Problem requirements: Reproduce every entry exactly.

Listing:

########

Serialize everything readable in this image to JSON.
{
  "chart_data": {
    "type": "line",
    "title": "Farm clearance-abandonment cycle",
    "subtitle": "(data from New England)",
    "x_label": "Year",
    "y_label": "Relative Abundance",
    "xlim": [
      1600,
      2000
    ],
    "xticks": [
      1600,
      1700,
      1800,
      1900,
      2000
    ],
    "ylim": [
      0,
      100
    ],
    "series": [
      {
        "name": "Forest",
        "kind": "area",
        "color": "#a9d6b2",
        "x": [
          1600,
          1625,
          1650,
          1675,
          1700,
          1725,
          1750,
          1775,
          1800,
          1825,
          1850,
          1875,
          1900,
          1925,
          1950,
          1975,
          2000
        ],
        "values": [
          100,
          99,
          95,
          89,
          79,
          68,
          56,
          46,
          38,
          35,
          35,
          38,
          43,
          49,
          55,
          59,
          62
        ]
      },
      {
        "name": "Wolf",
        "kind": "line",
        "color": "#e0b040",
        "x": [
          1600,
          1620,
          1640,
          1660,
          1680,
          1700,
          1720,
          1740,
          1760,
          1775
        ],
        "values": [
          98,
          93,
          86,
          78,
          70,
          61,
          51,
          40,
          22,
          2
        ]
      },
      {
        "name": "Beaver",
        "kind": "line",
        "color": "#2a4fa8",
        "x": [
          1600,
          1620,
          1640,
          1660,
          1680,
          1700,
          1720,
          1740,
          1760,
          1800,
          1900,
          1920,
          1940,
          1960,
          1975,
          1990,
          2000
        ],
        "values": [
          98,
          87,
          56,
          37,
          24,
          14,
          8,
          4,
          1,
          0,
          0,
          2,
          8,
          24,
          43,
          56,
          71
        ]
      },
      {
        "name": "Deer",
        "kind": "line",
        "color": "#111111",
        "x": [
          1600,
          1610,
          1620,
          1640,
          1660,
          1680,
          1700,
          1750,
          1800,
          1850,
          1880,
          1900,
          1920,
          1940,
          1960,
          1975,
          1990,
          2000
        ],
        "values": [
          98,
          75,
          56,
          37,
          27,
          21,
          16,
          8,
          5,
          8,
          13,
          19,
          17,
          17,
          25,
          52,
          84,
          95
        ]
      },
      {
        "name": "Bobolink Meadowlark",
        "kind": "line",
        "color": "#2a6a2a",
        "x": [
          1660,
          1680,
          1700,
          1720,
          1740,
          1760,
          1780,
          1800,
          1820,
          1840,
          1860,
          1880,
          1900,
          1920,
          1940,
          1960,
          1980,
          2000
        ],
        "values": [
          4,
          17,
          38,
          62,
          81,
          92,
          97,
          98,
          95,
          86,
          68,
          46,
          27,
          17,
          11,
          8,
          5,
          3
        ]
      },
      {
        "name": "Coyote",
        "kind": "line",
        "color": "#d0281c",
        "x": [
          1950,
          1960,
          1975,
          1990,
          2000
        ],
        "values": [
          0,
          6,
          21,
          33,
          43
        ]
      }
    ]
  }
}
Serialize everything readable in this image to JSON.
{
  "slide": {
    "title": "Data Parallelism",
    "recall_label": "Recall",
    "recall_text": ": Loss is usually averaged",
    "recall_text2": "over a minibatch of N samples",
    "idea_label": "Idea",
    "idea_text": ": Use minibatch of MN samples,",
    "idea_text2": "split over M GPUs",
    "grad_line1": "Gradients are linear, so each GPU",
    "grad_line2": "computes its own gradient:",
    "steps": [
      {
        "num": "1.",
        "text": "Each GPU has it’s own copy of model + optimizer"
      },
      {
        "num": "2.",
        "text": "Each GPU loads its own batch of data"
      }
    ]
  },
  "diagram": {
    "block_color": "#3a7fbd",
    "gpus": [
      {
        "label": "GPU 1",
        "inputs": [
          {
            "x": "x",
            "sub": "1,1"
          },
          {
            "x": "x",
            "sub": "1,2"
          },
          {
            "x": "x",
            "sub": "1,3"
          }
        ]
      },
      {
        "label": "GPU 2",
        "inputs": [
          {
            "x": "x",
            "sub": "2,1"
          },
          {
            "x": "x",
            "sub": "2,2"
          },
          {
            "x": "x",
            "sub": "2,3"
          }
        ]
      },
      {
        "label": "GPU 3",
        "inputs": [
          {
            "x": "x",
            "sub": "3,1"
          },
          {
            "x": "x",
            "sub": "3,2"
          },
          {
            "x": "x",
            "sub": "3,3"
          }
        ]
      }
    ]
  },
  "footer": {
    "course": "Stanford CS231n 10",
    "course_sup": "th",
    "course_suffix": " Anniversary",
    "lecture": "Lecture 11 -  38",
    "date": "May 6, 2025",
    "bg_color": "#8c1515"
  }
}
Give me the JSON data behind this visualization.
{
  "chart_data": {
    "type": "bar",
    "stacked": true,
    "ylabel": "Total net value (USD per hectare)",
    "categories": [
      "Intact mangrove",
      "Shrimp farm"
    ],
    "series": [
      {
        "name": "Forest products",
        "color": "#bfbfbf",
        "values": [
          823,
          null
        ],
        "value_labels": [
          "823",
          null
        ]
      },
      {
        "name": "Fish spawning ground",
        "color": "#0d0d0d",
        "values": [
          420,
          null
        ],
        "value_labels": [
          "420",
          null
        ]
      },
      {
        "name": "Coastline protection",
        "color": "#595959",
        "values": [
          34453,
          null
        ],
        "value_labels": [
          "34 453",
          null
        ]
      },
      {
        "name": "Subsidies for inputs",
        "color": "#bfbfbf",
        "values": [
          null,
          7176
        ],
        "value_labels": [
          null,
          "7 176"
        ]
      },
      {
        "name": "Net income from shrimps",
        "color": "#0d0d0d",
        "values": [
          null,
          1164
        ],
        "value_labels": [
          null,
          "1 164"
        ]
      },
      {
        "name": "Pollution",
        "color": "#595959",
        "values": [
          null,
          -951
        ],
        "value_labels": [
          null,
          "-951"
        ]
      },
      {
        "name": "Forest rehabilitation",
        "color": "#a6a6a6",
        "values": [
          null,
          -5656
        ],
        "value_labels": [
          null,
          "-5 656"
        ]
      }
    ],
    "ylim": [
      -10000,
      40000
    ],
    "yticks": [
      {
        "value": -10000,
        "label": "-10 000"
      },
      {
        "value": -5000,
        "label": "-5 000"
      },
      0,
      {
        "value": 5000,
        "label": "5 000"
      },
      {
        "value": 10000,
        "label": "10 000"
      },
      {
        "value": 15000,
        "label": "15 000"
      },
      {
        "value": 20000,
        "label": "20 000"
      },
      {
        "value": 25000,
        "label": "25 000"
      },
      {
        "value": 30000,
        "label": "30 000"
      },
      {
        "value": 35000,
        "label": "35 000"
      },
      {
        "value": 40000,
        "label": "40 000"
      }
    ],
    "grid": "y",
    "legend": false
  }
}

########

Task solution:
Serialize everything readable in this image to JSON.
{
  "chart_data": {
    "type": "line",
    "title": "Farm clearance-abandonment cycle",
    "subtitle": "(data from New England)",
    "x_label": "Year",
    "y_label": "Relative Abundance",
    "xlim": [
      1600,
      2000
    ],
    "xticks": [
      1600,
      1700,
      1800,
      1900,
      2000
    ],
    "ylim": [
      0,
      100
    ],
    "series": [
      {
        "name": "Forest",
        "kind": "area",
        "color": "#a9d6b2",
        "x": [
          1600,
          1625,
          1650,
          1675,
          1700,
          1725,
          1750,
          1775,
          1800,
          1825,
          1850,
          1875,
          1900,
          1925,
          1950,
          1975,
          2000
        ],
        "values": [
          100,
          99,
          95,
          89,
          79,
          68,
          56,
          46,
          38,
          35,
          35,
          38,
          43,
          49,
          55,
          59,
          62
        ]
      },
      {
        "name": "Wolf",
        "kind": "line",
        "color": "#e0b040",
        "x": [
          1600,
          1620,
          1640,
          1660,
          1680,
          1700,
          1720,
          1740,
          1760,
          1775
        ],
        "values": [
          98,
          93,
          86,
          78,
          70,
          61,
          51,
          40,
          22,
          2
        ]
      },
      {
        "name": "Beaver",
        "kind": "line",
        "color": "#2a4fa8",
        "x": [
          1600,
          1620,
          1640,
          1660,
          1680,
          1700,
          1720,
          1740,
          1760,
          1800,
          1900,
          1920,
          1940,
          1960,
          1975,
          1990,
          2000
        ],
        "values": [
          98,
          87,
          56,
          37,
          24,
          14,
          8,
          4,
          1,
          0,
          0,
          2,
          8,
          24,
          43,
          56,
          71
        ]
      },
      {
        "name": "Deer",
        "kind": "line",
        "color": "#111111",
        "x": [
          1600,
          1610,
          1620,
          1640,
          1660,
          1680,
          1700,
          1750,
          1800,
          1850,
          1880,
          1900,
          1920,
          1940,
          1960,
          1975,
          1990,
          2000
        ],
        "values": [
          98,
          75,
          56,
          37,
          27,
          21,
          16,
          8,
          5,
          8,
          13,
          19,
          17,
          17,
          25,
          52,
          84,
          95
        ]
      },
      {
        "name": "Bobolink Meadowlark",
        "kind": "line",
        "color": "#2a6a2a",
        "x": [
          1660,
          1680,
          1700,
          1720,
          1740,
          1760,
          1780,
          1800,
          1820,
          1840,
          1860,
          1880,
          1900,
          1920,
          1940,
          1960,
          1980,
          2000
        ],
        "values": [
          4,
          17,
          38,
          62,
          81,
          92,
          97,
          98,
          95,
          86,
          68,
          46,
          27,
          17,
          11,
          8,
          5,
          3
        ]
      },
      {
        "name": "Coyote",
        "kind": "line",
        "color": "#d0281c",
        "x": [
          1950,
          1960,
          1975,
          1990,
          2000
        ],
        "values": [
          0,
          6,
          21,
          33,
          43
        ]
      }
    ]
  }
}
Serialize everything readable in this image to JSON.
{
  "slide": {
    "title": "Data Parallelism",
    "recall_label": "Recall",
    "recall_text": ": Loss is usually averaged",
    "recall_text2": "over a minibatch of N samples",
    "idea_label": "Idea",
    "idea_text": ": Use minibatch of MN samples,",
    "idea_text2": "split over M GPUs",
    "grad_line1": "Gradients are linear, so each GPU",
    "grad_line2": "computes its own gradient:",
    "steps": [
      {
        "num": "1.",
        "text": "Each GPU has it’s own copy of model + optimizer"
      },
      {
        "num": "2.",
        "text": "Each GPU loads its own batch of data"
      }
    ]
  },
  "diagram": {
    "block_color": "#3a7fbd",
    "gpus": [
      {
        "label": "GPU 1",
        "inputs": [
          {
            "x": "x",
            "sub": "1,1"
          },
          {
            "x": "x",
            "sub": "1,2"
          },
          {
            "x": "x",
            "sub": "1,3"
          }
        ]
      },
      {
        "label": "GPU 2",
        "inputs": [
          {
            "x": "x",
            "sub": "2,1"
          },
          {
            "x": "x",
            "sub": "2,2"
          },
          {
            "x": "x",
            "sub": "2,3"
          }
        ]
      },
      {
        "label": "GPU 3",
        "inputs": [
          {
            "x": "x",
            "sub": "3,1"
          },
          {
            "x": "x",
            "sub": "3,2"
          },
          {
            "x": "x",
            "sub": "3,3"
          }
        ]
      }
    ]
  },
  "footer": {
    "course": "Stanford CS231n 10",
    "course_sup": "th",
    "course_suffix": " Anniversary",
    "lecture": "Lecture 11 -  38",
    "date": "May 6, 2025",
    "bg_color": "#8c1515"
  }
}
Give me the JSON data behind this visualization.
{
  "chart_data": {
    "type": "bar",
    "stacked": true,
    "ylabel": "Total net value (USD per hectare)",
    "categories": [
      "Intact mangrove",
      "Shrimp farm"
    ],
    "series": [
      {
        "name": "Forest products",
        "color": "#bfbfbf",
        "values": [
          823,
          null
        ],
        "value_labels": [
          "823",
          null
        ]
      },
      {
        "name": "Fish spawning ground",
        "color": "#0d0d0d",
        "values": [
          420,
          null
        ],
        "value_labels": [
          "420",
          null
        ]
      },
      {
        "name": "Coastline protection",
        "color": "#595959",
        "values": [
          34453,
          null
        ],
        "value_labels": [
          "34 453",
          null
        ]
      },
      {
        "name": "Subsidies for inputs",
        "color": "#bfbfbf",
        "values": [
          null,
          7176
        ],
        "value_labels": [
          null,
          "7 176"
        ]
      },
      {
        "name": "Net income from shrimps",
        "color": "#0d0d0d",
        "values": [
          null,
          1164
        ],
        "value_labels": [
          null,
          "1 164"
        ]
      },
      {
        "name": "Pollution",
        "color": "#595959",
        "values": [
          null,
          -951
        ],
        "value_labels": [
          null,
          "-951"
        ]
      },
      {
        "name": "Forest rehabilitation",
        "color": "#a6a6a6",
        "values": [
          null,
          -5656
        ],
        "value_labels": [
          null,
          "-5 656"
        ]
      }
    ],
    "ylim": [
      -10000,
      40000
    ],
    "yticks": [
      {
        "value": -10000,
        "label": "-10 000"
      },
      {
        "value": -5000,
        "label": "-5 000"
      },
      0,
      {
        "value": 5000,
        "label": "5 000"
      },
      {
        "value": 10000,
        "label": "10 000"
      },
      {
        "value": 15000,
        "label": "15 000"
      },
      {
        "value": 20000,
        "label": "20 000"
      },
      {
        "value": 25000,
        "label": "25 000"
      },
      {
        "value": 30000,
        "label": "30 000"
      },
      {
        "value": 35000,
        "label": "35 000"
      },
      {
        "value": 40000,
        "label": "40 000"
      }
    ],
    "grid": "y",
    "legend": false
  }
}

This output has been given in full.